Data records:
........
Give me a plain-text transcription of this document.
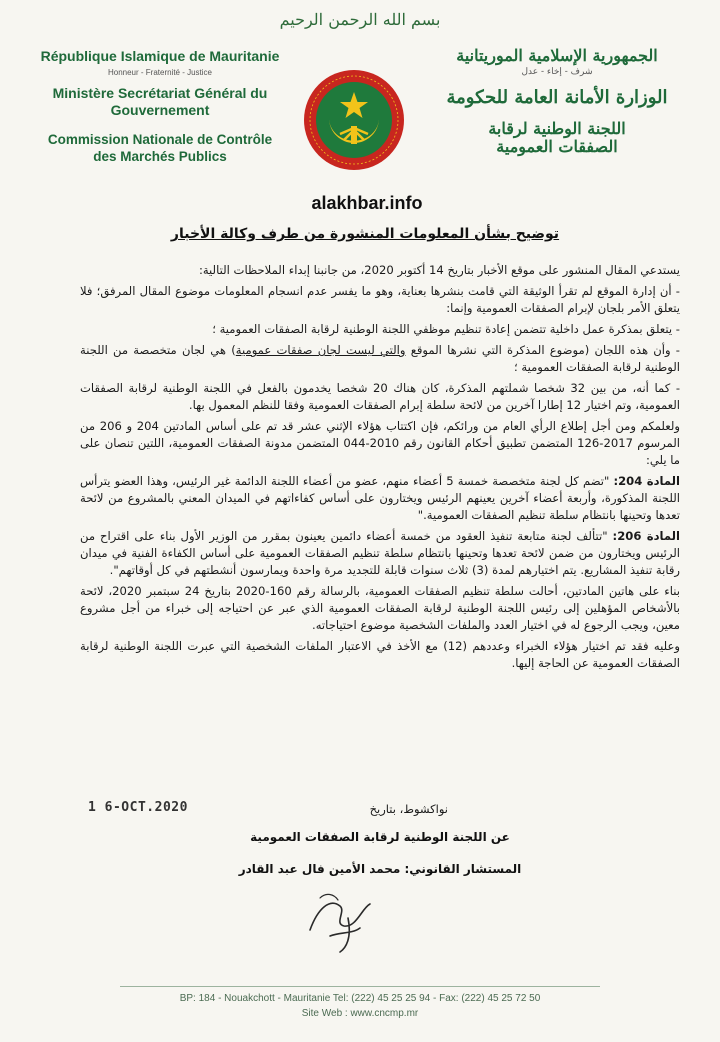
بسم الله الرحمن الرحيم
République Islamique de Mauritanie
Honneur - Fraternité - Justice
Ministère Secrétariat Général du
Gouvernement
Commission Nationale de Contrôle
des Marchés Publics
الجمهورية الإسلامية الموريتانية
شرف - إخاء - عدل
الوزارة الأمانة العامة للحكومة
اللجنة الوطنية لرقابة
الصفقات العمومية
alakhbar.info
توضيح بشأن المعلومات المنشورة من طرف وكالة الأخبار

يستدعي المقال المنشور على موقع الأخبار بتاريخ 14 أكتوبر 2020، من جانبنا إبداء الملاحظات التالية:

- أن إدارة الموقع لم تقرأ الوثيقة التي قامت بنشرها بعناية، وهو ما يفسر عدم انسجام المعلومات موضوع المقال المرفق؛ فلا يتعلق الأمر بلجان لإبرام الصفقات العمومية وإنما:

- يتعلق بمذكرة عمل داخلية تتضمن إعادة تنظيم موظفي اللجنة الوطنية لرقابة الصفقات العمومية ؛

- وأن هذه اللجان (موضوع المذكرة التي نشرها الموقع والتي ليست لجان صفقات عمومية) هي لجان متخصصة من اللجنة الوطنية لرقابة الصفقات العمومية ؛

- كما أنه، من بين 32 شخصا شملتهم المذكرة، كان هناك 20 شخصا يخدمون بالفعل في اللجنة الوطنية لرقابة الصفقات العمومية، وتم اختيار 12 إطارا آخرين من لائحة سلطة إبرام الصفقات العمومية وفقا للنظم المعمول بها.

ولعلمكم ومن أجل إطلاع الرأي العام من ورائكم، فإن اكتتاب هؤلاء الإثني عشر قد تم على أساس المادتين 204 و 206 من المرسوم 2017-126 المتضمن تطبيق أحكام القانون رقم 2010-044 المتضمن مدونة الصفقات العمومية، اللتين تنصان على ما يلي:

المادة 204: "تضم كل لجنة متخصصة خمسة 5 أعضاء منهم، عضو من أعضاء اللجنة الدائمة غير الرئيس، وهذا العضو يترأس اللجنة المذكورة، وأربعة أعضاء آخرين يعينهم الرئيس ويختارون على أساس كفاءاتهم في الميدان المعني بالمشروع من لائحة تعدها وتحينها بانتظام سلطة تنظيم الصفقات العمومية."

المادة 206: "تتألف لجنة متابعة تنفيذ العقود من خمسة أعضاء دائمين يعينون بمقرر من الوزير الأول بناء على اقتراح من الرئيس ويختارون من ضمن لائحة تعدها وتحينها بانتظام سلطة تنظيم الصفقات العمومية على أساس الكفاءة الفنية في ميدان رقابة تنفيذ المشاريع. يتم اختيارهم لمدة (3) ثلاث سنوات قابلة للتجديد مرة واحدة ويمارسون أنشطتهم في كل أوقاتهم".

بناء على هاتين المادتين، أحالت سلطة تنظيم الصفقات العمومية، بالرسالة رقم 160-2020 بتاريخ 24 سبتمبر 2020، لائحة بالأشخاص المؤهلين إلى رئيس اللجنة الوطنية لرقابة الصفقات العمومية الذي عبر عن احتياجه إلى خبراء من أجل مشروع معين، ويجب الرجوع له في اختيار العدد والملفات الشخصية موضوع احتياجاته.

وعليه فقد تم اختيار هؤلاء الخبراء وعددهم (12) مع الأخذ في الاعتبار الملفات الشخصية التي عبرت اللجنة الوطنية لرقابة الصفقات العمومية عن الحاجة إليها.

1 6-OCT.2020	نواكشوط، بتاريخ
عن اللجنة الوطنية لرقابة الصفقات العمومية
المستشار القانوني: محمد الأمين فال عبد القادر
BP: 184 - Nouakchott - Mauritanie Tel: (222) 45 25 25 94 - Fax: (222) 45 25 72 50
Site Web : www.cncmp.mr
........
_EXERCISE_
Make an exact copy of the whole listing, but don't bring over any pictures.

_SOLUTION_
Give me a plain-text transcription of this document.
بسم الله الرحمن الرحيم
République Islamique de Mauritanie
Honneur - Fraternité - Justice
Ministère Secrétariat Général du
Gouvernement
Commission Nationale de Contrôle
des Marchés Publics
الجمهورية الإسلامية الموريتانية
شرف - إخاء - عدل
الوزارة الأمانة العامة للحكومة
اللجنة الوطنية لرقابة
الصفقات العمومية
alakhbar.info
توضيح بشأن المعلومات المنشورة من طرف وكالة الأخبار

يستدعي المقال المنشور على موقع الأخبار بتاريخ 14 أكتوبر 2020، من جانبنا إبداء الملاحظات التالية:

- أن إدارة الموقع لم تقرأ الوثيقة التي قامت بنشرها بعناية، وهو ما يفسر عدم انسجام المعلومات موضوع المقال المرفق؛ فلا يتعلق الأمر بلجان لإبرام الصفقات العمومية وإنما:

- يتعلق بمذكرة عمل داخلية تتضمن إعادة تنظيم موظفي اللجنة الوطنية لرقابة الصفقات العمومية ؛

- وأن هذه اللجان (موضوع المذكرة التي نشرها الموقع والتي ليست لجان صفقات عمومية) هي لجان متخصصة من اللجنة الوطنية لرقابة الصفقات العمومية ؛

- كما أنه، من بين 32 شخصا شملتهم المذكرة، كان هناك 20 شخصا يخدمون بالفعل في اللجنة الوطنية لرقابة الصفقات العمومية، وتم اختيار 12 إطارا آخرين من لائحة سلطة إبرام الصفقات العمومية وفقا للنظم المعمول بها.

ولعلمكم ومن أجل إطلاع الرأي العام من ورائكم، فإن اكتتاب هؤلاء الإثني عشر قد تم على أساس المادتين 204 و 206 من المرسوم 2017-126 المتضمن تطبيق أحكام القانون رقم 2010-044 المتضمن مدونة الصفقات العمومية، اللتين تنصان على ما يلي:

المادة 204: "تضم كل لجنة متخصصة خمسة 5 أعضاء منهم، عضو من أعضاء اللجنة الدائمة غير الرئيس، وهذا العضو يترأس اللجنة المذكورة، وأربعة أعضاء آخرين يعينهم الرئيس ويختارون على أساس كفاءاتهم في الميدان المعني بالمشروع من لائحة تعدها وتحينها بانتظام سلطة تنظيم الصفقات العمومية."

المادة 206: "تتألف لجنة متابعة تنفيذ العقود من خمسة أعضاء دائمين يعينون بمقرر من الوزير الأول بناء على اقتراح من الرئيس ويختارون من ضمن لائحة تعدها وتحينها بانتظام سلطة تنظيم الصفقات العمومية على أساس الكفاءة الفنية في ميدان رقابة تنفيذ المشاريع. يتم اختيارهم لمدة (3) ثلاث سنوات قابلة للتجديد مرة واحدة ويمارسون أنشطتهم في كل أوقاتهم".

بناء على هاتين المادتين، أحالت سلطة تنظيم الصفقات العمومية، بالرسالة رقم 160-2020 بتاريخ 24 سبتمبر 2020، لائحة بالأشخاص المؤهلين إلى رئيس اللجنة الوطنية لرقابة الصفقات العمومية الذي عبر عن احتياجه إلى خبراء من أجل مشروع معين، ويجب الرجوع له في اختيار العدد والملفات الشخصية موضوع احتياجاته.

وعليه فقد تم اختيار هؤلاء الخبراء وعددهم (12) مع الأخذ في الاعتبار الملفات الشخصية التي عبرت اللجنة الوطنية لرقابة الصفقات العمومية عن الحاجة إليها.

1 6-OCT.2020	نواكشوط، بتاريخ
عن اللجنة الوطنية لرقابة الصفقات العمومية
المستشار القانوني: محمد الأمين فال عبد القادر
BP: 184 - Nouakchott - Mauritanie Tel: (222) 45 25 25 94 - Fax: (222) 45 25 72 50
Site Web : www.cncmp.mr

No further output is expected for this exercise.